---- RECORDS SUPPLIED
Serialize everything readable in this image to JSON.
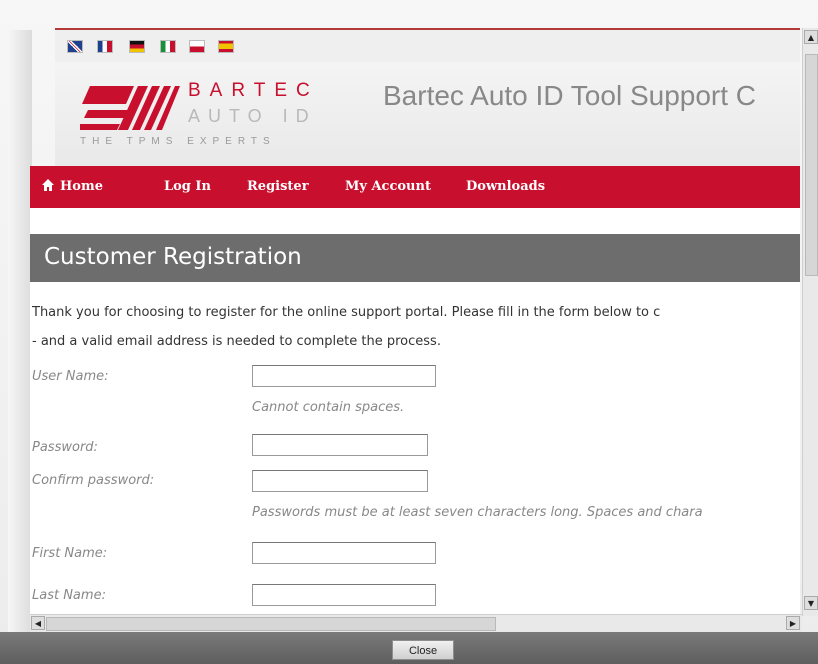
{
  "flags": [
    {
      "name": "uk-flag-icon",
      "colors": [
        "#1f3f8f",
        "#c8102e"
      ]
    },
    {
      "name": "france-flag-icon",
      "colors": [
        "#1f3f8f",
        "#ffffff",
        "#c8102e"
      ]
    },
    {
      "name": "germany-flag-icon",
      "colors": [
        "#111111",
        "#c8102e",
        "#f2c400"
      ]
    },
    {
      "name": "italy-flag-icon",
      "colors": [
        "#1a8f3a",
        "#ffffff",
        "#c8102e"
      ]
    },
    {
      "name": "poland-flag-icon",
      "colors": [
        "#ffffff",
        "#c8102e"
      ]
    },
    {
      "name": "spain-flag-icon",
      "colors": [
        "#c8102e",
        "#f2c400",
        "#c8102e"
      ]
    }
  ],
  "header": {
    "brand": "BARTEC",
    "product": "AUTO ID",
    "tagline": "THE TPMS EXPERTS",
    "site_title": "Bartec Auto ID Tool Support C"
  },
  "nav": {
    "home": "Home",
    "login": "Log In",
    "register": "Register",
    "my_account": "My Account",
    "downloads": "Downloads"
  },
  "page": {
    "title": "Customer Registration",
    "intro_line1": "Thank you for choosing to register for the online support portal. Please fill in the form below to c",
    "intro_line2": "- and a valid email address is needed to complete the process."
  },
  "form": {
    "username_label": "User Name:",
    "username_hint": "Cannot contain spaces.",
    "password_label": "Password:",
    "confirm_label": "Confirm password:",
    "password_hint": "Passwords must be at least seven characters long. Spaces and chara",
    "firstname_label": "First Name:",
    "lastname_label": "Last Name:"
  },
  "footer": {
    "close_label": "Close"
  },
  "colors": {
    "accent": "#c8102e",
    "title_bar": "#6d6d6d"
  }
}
--------
---- RECORDS SUPPLIED
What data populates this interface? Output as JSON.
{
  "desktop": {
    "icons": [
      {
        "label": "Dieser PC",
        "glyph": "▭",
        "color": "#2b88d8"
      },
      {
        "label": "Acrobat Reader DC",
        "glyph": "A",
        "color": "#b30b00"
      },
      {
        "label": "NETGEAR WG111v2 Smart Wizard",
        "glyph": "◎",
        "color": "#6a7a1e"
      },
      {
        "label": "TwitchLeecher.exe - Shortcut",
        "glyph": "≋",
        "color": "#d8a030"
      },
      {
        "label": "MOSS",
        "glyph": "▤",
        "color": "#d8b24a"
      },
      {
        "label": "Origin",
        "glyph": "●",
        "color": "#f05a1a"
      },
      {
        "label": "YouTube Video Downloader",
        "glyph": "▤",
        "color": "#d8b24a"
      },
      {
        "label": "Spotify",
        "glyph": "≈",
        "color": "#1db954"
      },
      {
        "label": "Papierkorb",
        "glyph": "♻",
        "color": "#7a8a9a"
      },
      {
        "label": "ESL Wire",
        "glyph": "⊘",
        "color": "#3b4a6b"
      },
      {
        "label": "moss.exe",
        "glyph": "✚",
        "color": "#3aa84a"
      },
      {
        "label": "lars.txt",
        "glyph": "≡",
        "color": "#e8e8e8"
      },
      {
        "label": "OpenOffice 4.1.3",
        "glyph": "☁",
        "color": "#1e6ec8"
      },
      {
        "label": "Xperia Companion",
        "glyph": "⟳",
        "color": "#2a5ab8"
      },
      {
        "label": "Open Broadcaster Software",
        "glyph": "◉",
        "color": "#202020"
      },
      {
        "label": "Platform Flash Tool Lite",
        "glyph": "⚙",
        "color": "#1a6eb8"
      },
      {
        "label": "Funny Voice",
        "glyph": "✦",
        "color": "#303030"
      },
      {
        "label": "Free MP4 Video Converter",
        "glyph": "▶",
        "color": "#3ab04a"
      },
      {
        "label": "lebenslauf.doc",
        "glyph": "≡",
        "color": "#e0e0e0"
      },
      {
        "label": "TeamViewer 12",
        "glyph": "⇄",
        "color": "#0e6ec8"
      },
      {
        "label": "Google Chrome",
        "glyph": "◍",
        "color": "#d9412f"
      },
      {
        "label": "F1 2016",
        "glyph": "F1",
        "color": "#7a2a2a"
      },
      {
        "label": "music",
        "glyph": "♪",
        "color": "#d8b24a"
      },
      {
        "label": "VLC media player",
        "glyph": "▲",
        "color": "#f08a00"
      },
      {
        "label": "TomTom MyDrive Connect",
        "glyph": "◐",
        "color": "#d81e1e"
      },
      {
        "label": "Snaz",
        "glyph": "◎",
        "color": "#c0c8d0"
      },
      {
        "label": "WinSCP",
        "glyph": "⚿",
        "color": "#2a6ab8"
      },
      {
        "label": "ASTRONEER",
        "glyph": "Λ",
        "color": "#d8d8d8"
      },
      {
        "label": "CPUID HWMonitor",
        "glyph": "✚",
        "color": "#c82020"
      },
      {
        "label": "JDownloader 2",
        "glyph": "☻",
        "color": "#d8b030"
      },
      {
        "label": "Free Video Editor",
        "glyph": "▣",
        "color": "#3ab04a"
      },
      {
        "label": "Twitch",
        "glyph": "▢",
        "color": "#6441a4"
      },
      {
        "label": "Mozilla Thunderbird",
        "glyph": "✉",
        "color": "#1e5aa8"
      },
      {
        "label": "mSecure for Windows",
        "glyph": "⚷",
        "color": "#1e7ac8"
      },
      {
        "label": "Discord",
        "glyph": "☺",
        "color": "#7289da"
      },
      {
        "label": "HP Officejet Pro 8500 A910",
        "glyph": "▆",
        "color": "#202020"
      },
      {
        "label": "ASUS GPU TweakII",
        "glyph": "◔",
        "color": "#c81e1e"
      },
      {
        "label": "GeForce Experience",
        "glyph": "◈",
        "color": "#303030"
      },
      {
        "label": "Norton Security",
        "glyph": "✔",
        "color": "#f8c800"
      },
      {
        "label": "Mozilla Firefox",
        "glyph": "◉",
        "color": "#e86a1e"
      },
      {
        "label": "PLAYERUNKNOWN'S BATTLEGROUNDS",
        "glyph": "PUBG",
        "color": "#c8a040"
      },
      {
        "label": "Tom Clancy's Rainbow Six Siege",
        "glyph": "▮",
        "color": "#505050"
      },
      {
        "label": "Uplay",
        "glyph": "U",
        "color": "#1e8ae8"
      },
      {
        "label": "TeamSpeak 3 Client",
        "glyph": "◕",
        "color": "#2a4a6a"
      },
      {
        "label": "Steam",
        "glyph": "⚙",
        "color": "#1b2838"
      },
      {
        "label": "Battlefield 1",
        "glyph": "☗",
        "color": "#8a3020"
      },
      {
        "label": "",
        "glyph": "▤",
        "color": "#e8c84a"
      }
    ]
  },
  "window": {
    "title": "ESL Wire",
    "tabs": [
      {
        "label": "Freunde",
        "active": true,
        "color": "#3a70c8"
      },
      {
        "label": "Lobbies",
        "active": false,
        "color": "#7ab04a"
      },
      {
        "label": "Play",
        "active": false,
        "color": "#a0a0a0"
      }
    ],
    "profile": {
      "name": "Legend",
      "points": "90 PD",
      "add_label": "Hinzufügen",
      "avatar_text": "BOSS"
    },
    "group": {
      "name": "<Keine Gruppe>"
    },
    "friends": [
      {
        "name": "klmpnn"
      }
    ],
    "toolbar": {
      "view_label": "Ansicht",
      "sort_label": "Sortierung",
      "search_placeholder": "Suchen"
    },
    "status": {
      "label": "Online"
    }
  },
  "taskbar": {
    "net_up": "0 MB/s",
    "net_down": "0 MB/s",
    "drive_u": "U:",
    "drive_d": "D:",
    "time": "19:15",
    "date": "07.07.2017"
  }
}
--------
- _TASK OBJECTIVE_: Pull every line containing "this" from the data.

- _RESPONSE TO THE EXERCISE_:
Serialize everything readable in this image to JSON.
What data populates this interface? Output as JSON.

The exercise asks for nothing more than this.